_Required work_
Below are records; extract exactly the lines from the one with "Convert this screenshot" through the final line, including both, but drop the pictures.

_Dataset rows_
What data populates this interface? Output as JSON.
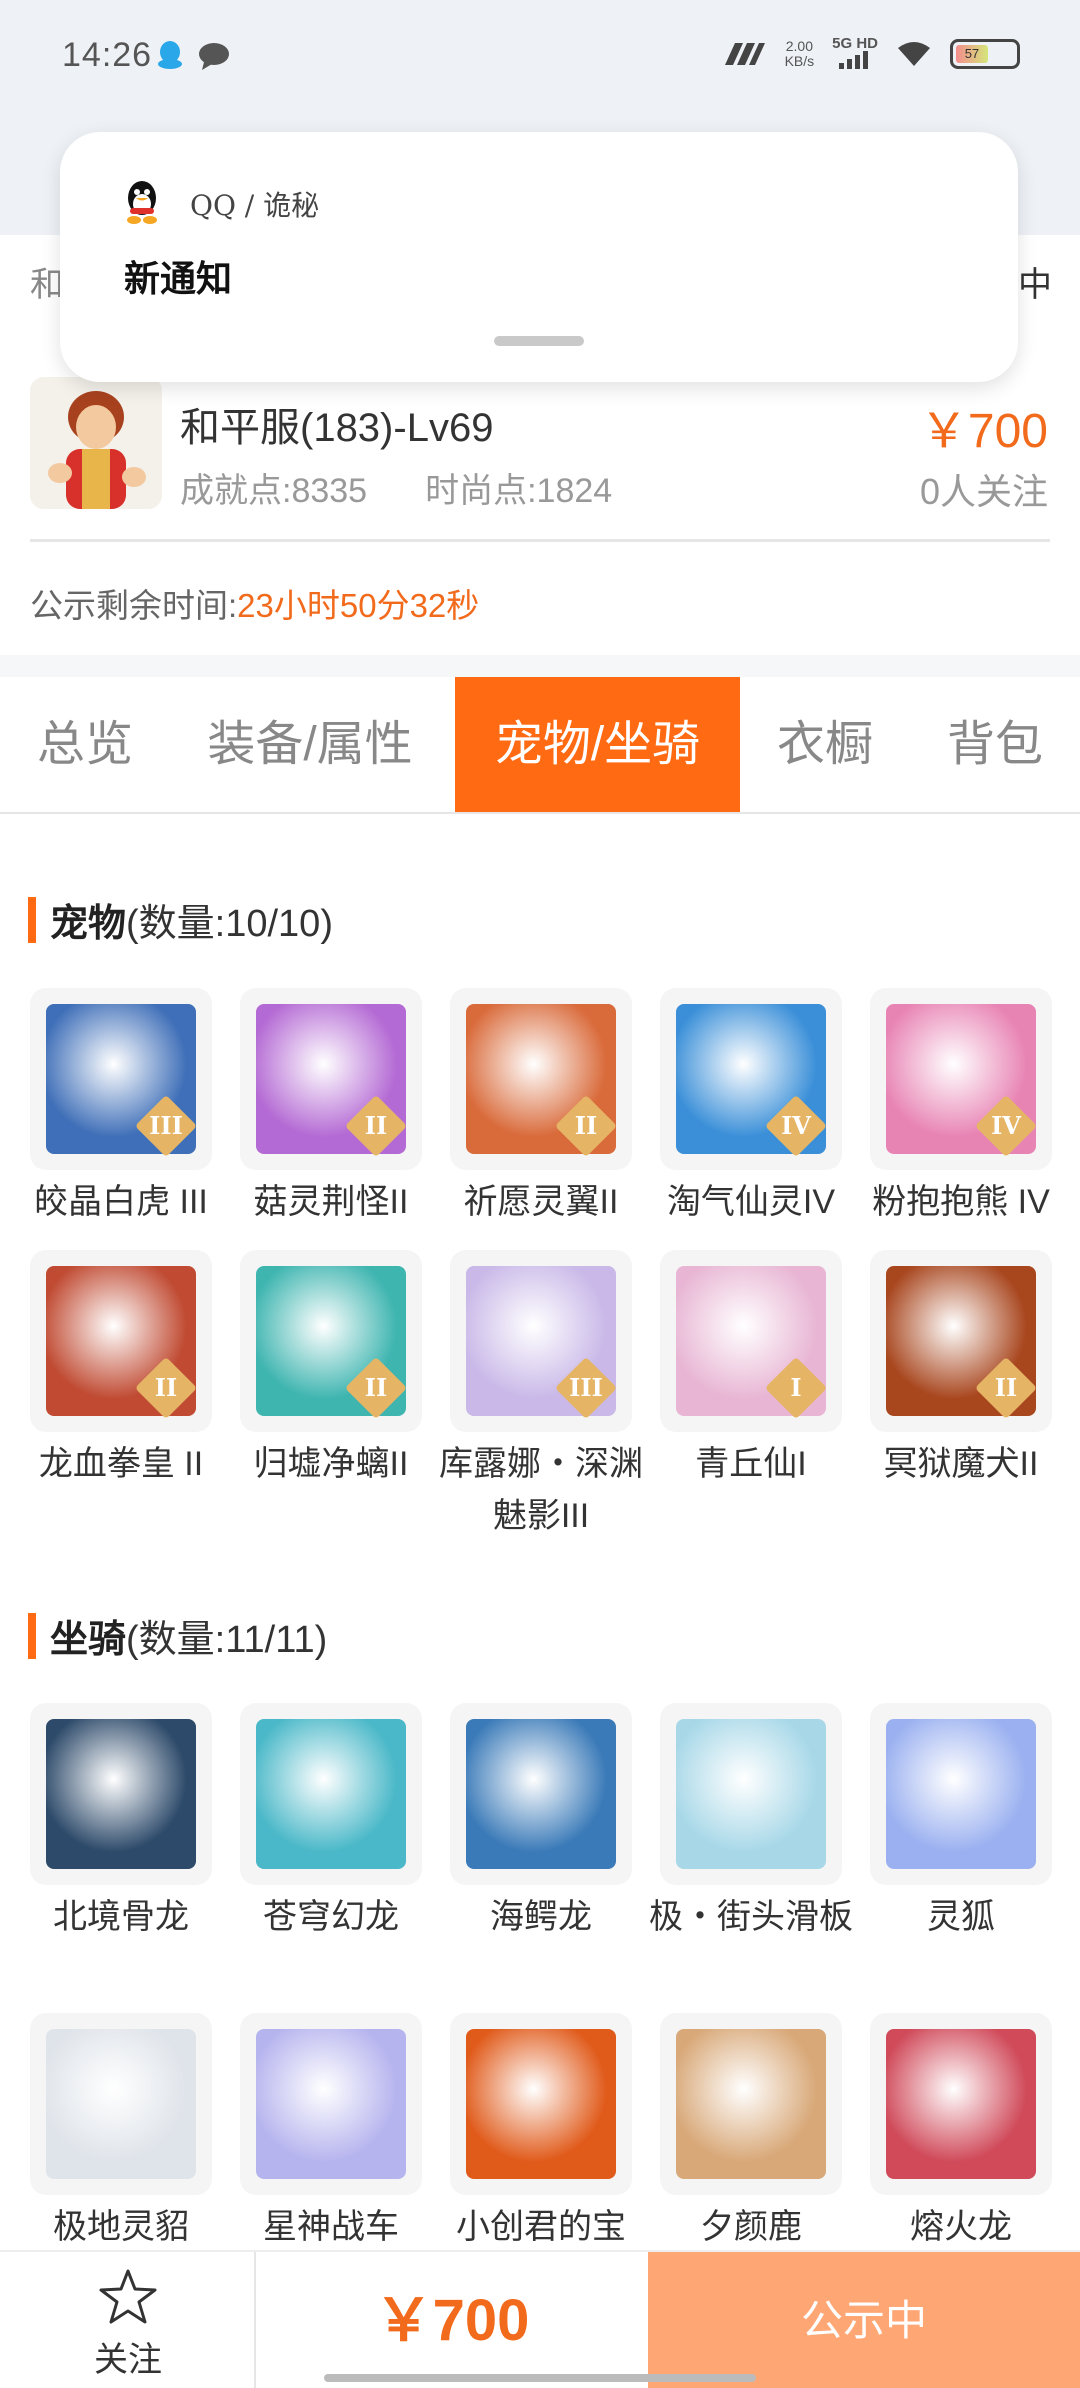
{
  "status_bar": {
    "time": "14:26",
    "speed_value": "2.00",
    "speed_unit": "KB/s",
    "network": "5G HD",
    "battery": "57"
  },
  "header": {
    "left_text": "和",
    "right_text": "中"
  },
  "notification": {
    "app": "QQ / 诡秘",
    "title": "新通知"
  },
  "item": {
    "name": "和平服(183)-Lv69",
    "achievement": "成就点:8335",
    "fashion": "时尚点:1824",
    "price": "￥700",
    "followers": "0人关注",
    "countdown_label": "公示剩余时间:",
    "countdown_value": "23小时50分32秒"
  },
  "tabs": [
    {
      "label": "总览",
      "active": false
    },
    {
      "label": "装备/属性",
      "active": false
    },
    {
      "label": "宠物/坐骑",
      "active": true
    },
    {
      "label": "衣橱",
      "active": false
    },
    {
      "label": "背包",
      "active": false
    }
  ],
  "pets": {
    "title": "宠物",
    "count": "(数量:10/10)",
    "items": [
      {
        "name": "皎晶白虎 III",
        "tier": "III",
        "color": "#3f6fb8"
      },
      {
        "name": "菇灵荆怪II",
        "tier": "II",
        "color": "#b46ad4"
      },
      {
        "name": "祈愿灵翼II",
        "tier": "II",
        "color": "#d96a3a"
      },
      {
        "name": "淘气仙灵IV",
        "tier": "IV",
        "color": "#3a8fd8"
      },
      {
        "name": "粉抱抱熊 IV",
        "tier": "IV",
        "color": "#e884b4"
      },
      {
        "name": "龙血拳皇 II",
        "tier": "II",
        "color": "#c04a32"
      },
      {
        "name": "归墟净螭II",
        "tier": "II",
        "color": "#3fb5b0"
      },
      {
        "name": "库露娜・深渊魅影III",
        "tier": "III",
        "color": "#c9b8e8"
      },
      {
        "name": "青丘仙I",
        "tier": "I",
        "color": "#e8b6d4"
      },
      {
        "name": "冥狱魔犬II",
        "tier": "II",
        "color": "#a8461e"
      }
    ]
  },
  "mounts": {
    "title": "坐骑",
    "count": "(数量:11/11)",
    "items": [
      {
        "name": "北境骨龙",
        "color": "#2d4a6a"
      },
      {
        "name": "苍穹幻龙",
        "color": "#4ab8c8"
      },
      {
        "name": "海鳄龙",
        "color": "#3a7ab8"
      },
      {
        "name": "极・街头滑板",
        "color": "#a8d8e8"
      },
      {
        "name": "灵狐",
        "color": "#9ab0f0"
      },
      {
        "name": "极地灵貂",
        "color": "#dfe4ea"
      },
      {
        "name": "星神战车",
        "color": "#b6b4ee"
      },
      {
        "name": "小创君的宝",
        "color": "#e05a1a"
      },
      {
        "name": "夕颜鹿",
        "color": "#d8a878"
      },
      {
        "name": "熔火龙",
        "color": "#d04a5a"
      }
    ]
  },
  "bottom_bar": {
    "follow_label": "关注",
    "price": "￥700",
    "status_label": "公示中"
  }
}
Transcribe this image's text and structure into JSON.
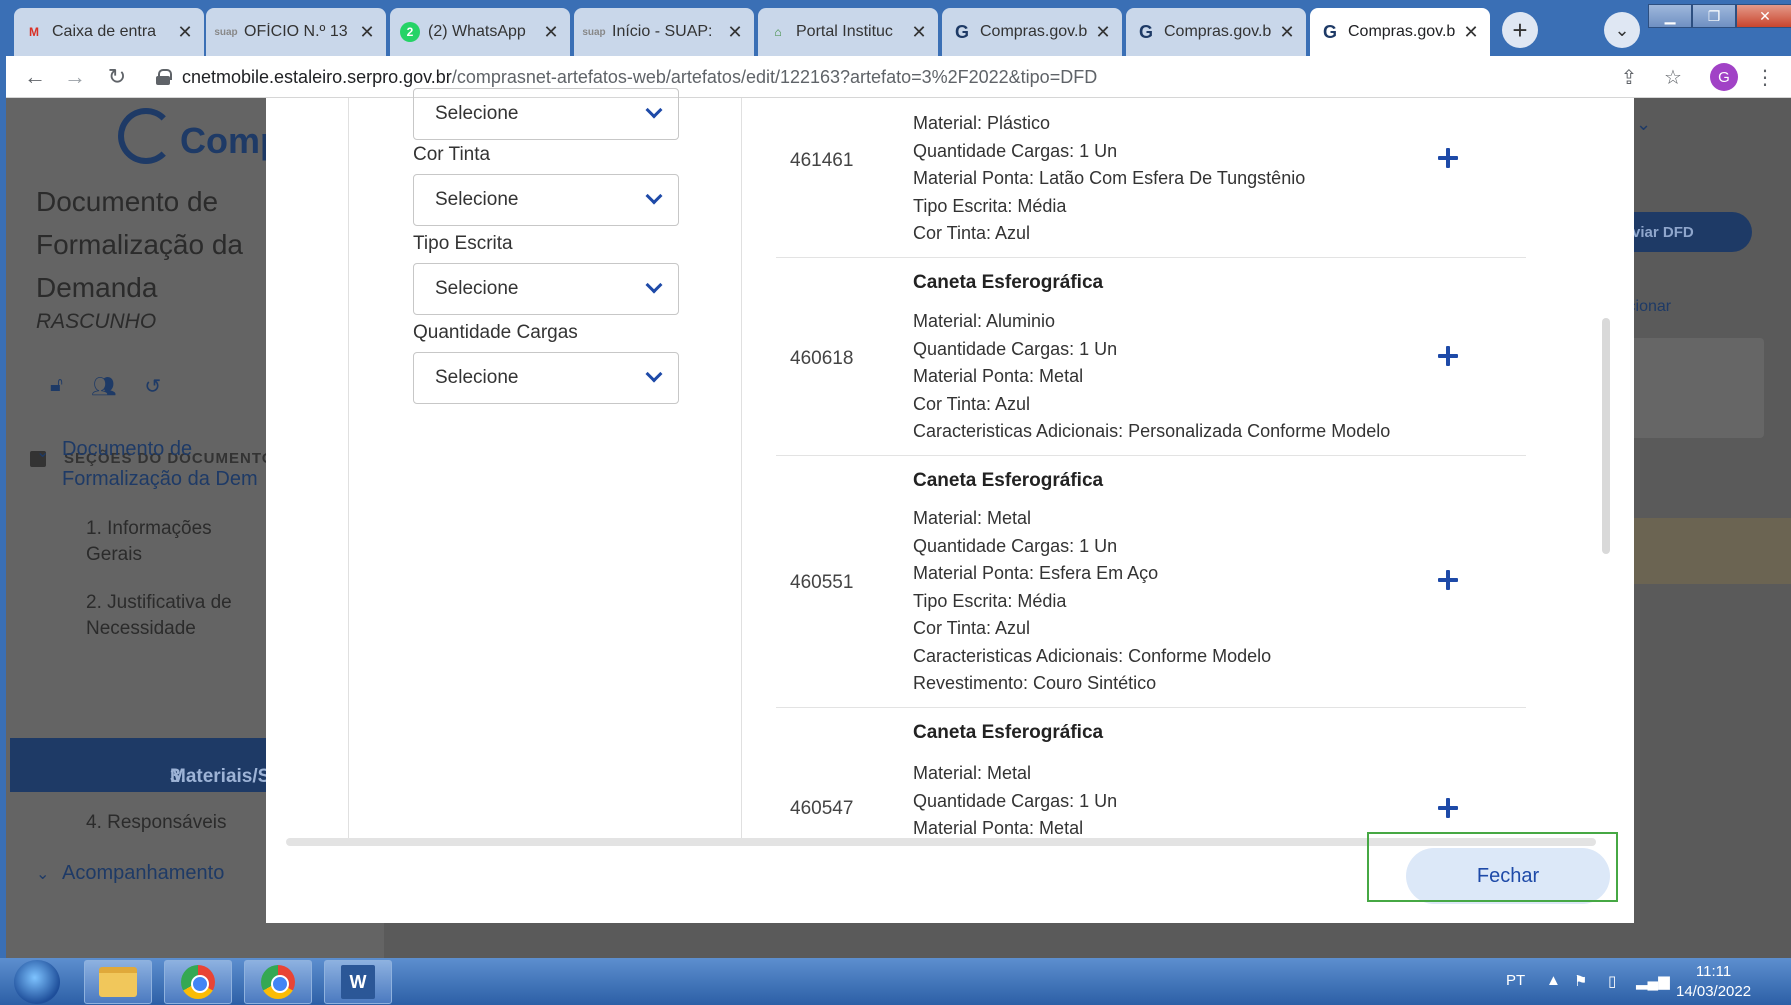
{
  "browser": {
    "tabs": [
      {
        "icon": "gmail-icon",
        "title": "Caixa de entra",
        "active": false
      },
      {
        "icon": "suap-icon",
        "title": "OFÍCIO N.º 13",
        "active": false
      },
      {
        "icon": "whatsapp-icon",
        "title": "(2) WhatsApp",
        "badge": "2",
        "active": false
      },
      {
        "icon": "suap-icon",
        "title": "Início - SUAP:",
        "active": false
      },
      {
        "icon": "portal-icon",
        "title": "Portal Instituc",
        "active": false
      },
      {
        "icon": "compras-icon",
        "title": "Compras.gov.b",
        "active": false
      },
      {
        "icon": "compras-icon",
        "title": "Compras.gov.b",
        "active": false
      },
      {
        "icon": "compras-icon",
        "title": "Compras.gov.b",
        "active": true
      }
    ],
    "url_host": "cnetmobile.estaleiro.serpro.gov.br",
    "url_path": "/comprasnet-artefatos-web/artefatos/edit/122163?artefato=3%2F2022&tipo=DFD",
    "profile_initial": "G"
  },
  "page": {
    "logo_text": "Comp",
    "doc_title": "Documento de Formalização da Demanda",
    "doc_status": "RASCUNHO",
    "sections_header": "SEÇÕES DO DOCUMENTO",
    "tree_root": "Documento de Formalização da Dem",
    "sections": [
      {
        "num": "1.",
        "label": "Informações Gerais"
      },
      {
        "num": "2.",
        "label": "Justificativa de Necessidade"
      },
      {
        "num": "3.",
        "label": "Materiais/Servi"
      },
      {
        "num": "4.",
        "label": "Responsáveis"
      }
    ],
    "acompanhamento": "Acompanhamento",
    "send_button": "viar DFD",
    "add_link": "icionar"
  },
  "modal": {
    "filters": [
      {
        "label": "",
        "value": "Selecione"
      },
      {
        "label": "Cor Tinta",
        "value": "Selecione"
      },
      {
        "label": "Tipo Escrita",
        "value": "Selecione"
      },
      {
        "label": "Quantidade Cargas",
        "value": "Selecione"
      }
    ],
    "results": [
      {
        "code": "461461",
        "title": "",
        "attributes": [
          "Material: Plástico",
          "Quantidade Cargas: 1 Un",
          "Material Ponta: Latão Com Esfera De Tungstênio",
          "Tipo Escrita: Média",
          "Cor Tinta: Azul"
        ]
      },
      {
        "code": "460618",
        "title": "Caneta Esferográfica",
        "attributes": [
          "Material: Aluminio",
          "Quantidade Cargas: 1 Un",
          "Material Ponta: Metal",
          "Cor Tinta: Azul",
          "Caracteristicas Adicionais: Personalizada Conforme Modelo"
        ]
      },
      {
        "code": "460551",
        "title": "Caneta Esferográfica",
        "attributes": [
          "Material: Metal",
          "Quantidade Cargas: 1 Un",
          "Material Ponta: Esfera Em Aço",
          "Tipo Escrita: Média",
          "Cor Tinta: Azul",
          "Caracteristicas Adicionais: Conforme Modelo",
          "Revestimento: Couro Sintético"
        ]
      },
      {
        "code": "460547",
        "title": "Caneta Esferográfica",
        "attributes": [
          "Material: Metal",
          "Quantidade Cargas: 1 Un",
          "Material Ponta: Metal"
        ]
      }
    ],
    "close_label": "Fechar"
  },
  "taskbar": {
    "language": "PT",
    "time": "11:11",
    "date": "14/03/2022"
  },
  "colors": {
    "accent": "#1e4aa8",
    "highlight": "#46a844",
    "sidebar_active": "#1e3a66"
  }
}
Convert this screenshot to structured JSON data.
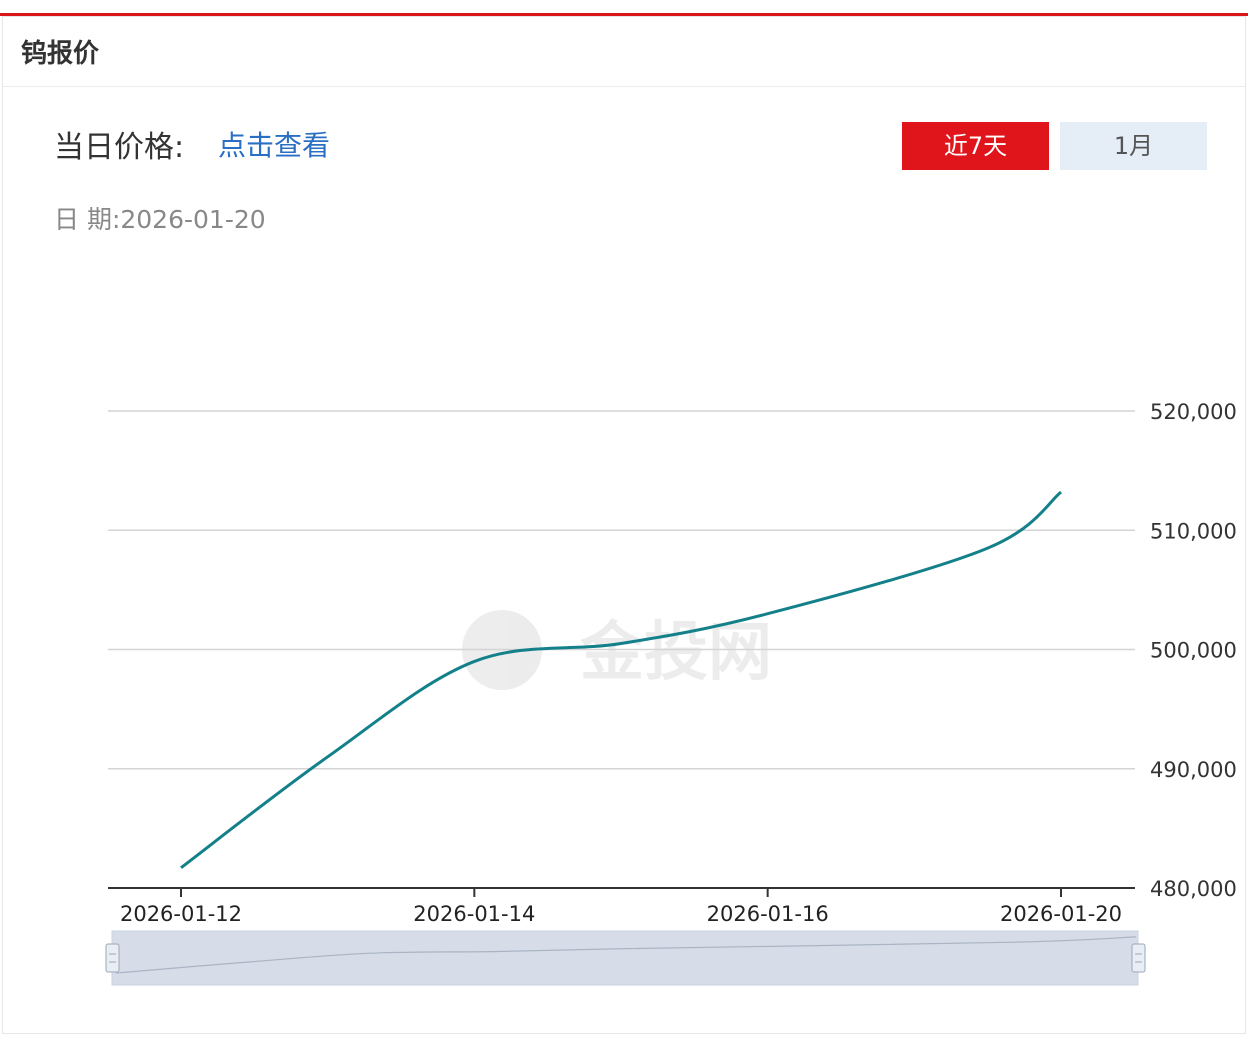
{
  "header": {
    "title": "钨报价"
  },
  "price": {
    "label": "当日价格:",
    "link": "点击查看"
  },
  "date": {
    "label": "日 期:",
    "value": "2026-01-20"
  },
  "tabs": [
    {
      "label": "近7天",
      "active": true
    },
    {
      "label": "1月",
      "active": false
    }
  ],
  "watermark": {
    "text": "金投网"
  },
  "colors": {
    "accent": "#d9161c",
    "line": "#13808a",
    "link": "#2a6fc4",
    "inactive_tab": "#e5edf6"
  },
  "chart_data": {
    "type": "line",
    "x": [
      "2026-01-12",
      "2026-01-13",
      "2026-01-14",
      "2026-01-15",
      "2026-01-16",
      "2026-01-19",
      "2026-01-20"
    ],
    "x_ticks": [
      "2026-01-12",
      "2026-01-14",
      "2026-01-16",
      "2026-01-20"
    ],
    "y": [
      481700,
      491000,
      499000,
      500500,
      503000,
      508500,
      513200
    ],
    "ylim": [
      480000,
      520000
    ],
    "y_ticks": [
      480000,
      490000,
      500000,
      510000,
      520000
    ],
    "y_tick_labels": [
      "480,000",
      "490,000",
      "500,000",
      "510,000",
      "520,000"
    ],
    "grid": true,
    "y_axis_side": "right",
    "data_zoom": true
  }
}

_Solution to this task_
Convert this screenshot to structured JSON data.
{
  "header": {
    "title": "钨报价"
  },
  "price": {
    "label": "当日价格:",
    "link": "点击查看"
  },
  "date": {
    "label": "日 期:",
    "value": "2026-01-20"
  },
  "tabs": [
    {
      "label": "近7天",
      "active": true
    },
    {
      "label": "1月",
      "active": false
    }
  ],
  "watermark": {
    "text": "金投网"
  },
  "colors": {
    "accent": "#d9161c",
    "line": "#13808a",
    "link": "#2a6fc4",
    "inactive_tab": "#e5edf6"
  },
  "chart_data": {
    "type": "line",
    "x": [
      "2026-01-12",
      "2026-01-13",
      "2026-01-14",
      "2026-01-15",
      "2026-01-16",
      "2026-01-19",
      "2026-01-20"
    ],
    "x_ticks": [
      "2026-01-12",
      "2026-01-14",
      "2026-01-16",
      "2026-01-20"
    ],
    "y": [
      481700,
      491000,
      499000,
      500500,
      503000,
      508500,
      513200
    ],
    "ylim": [
      480000,
      520000
    ],
    "y_ticks": [
      480000,
      490000,
      500000,
      510000,
      520000
    ],
    "y_tick_labels": [
      "480,000",
      "490,000",
      "500,000",
      "510,000",
      "520,000"
    ],
    "grid": true,
    "y_axis_side": "right",
    "data_zoom": true
  }
}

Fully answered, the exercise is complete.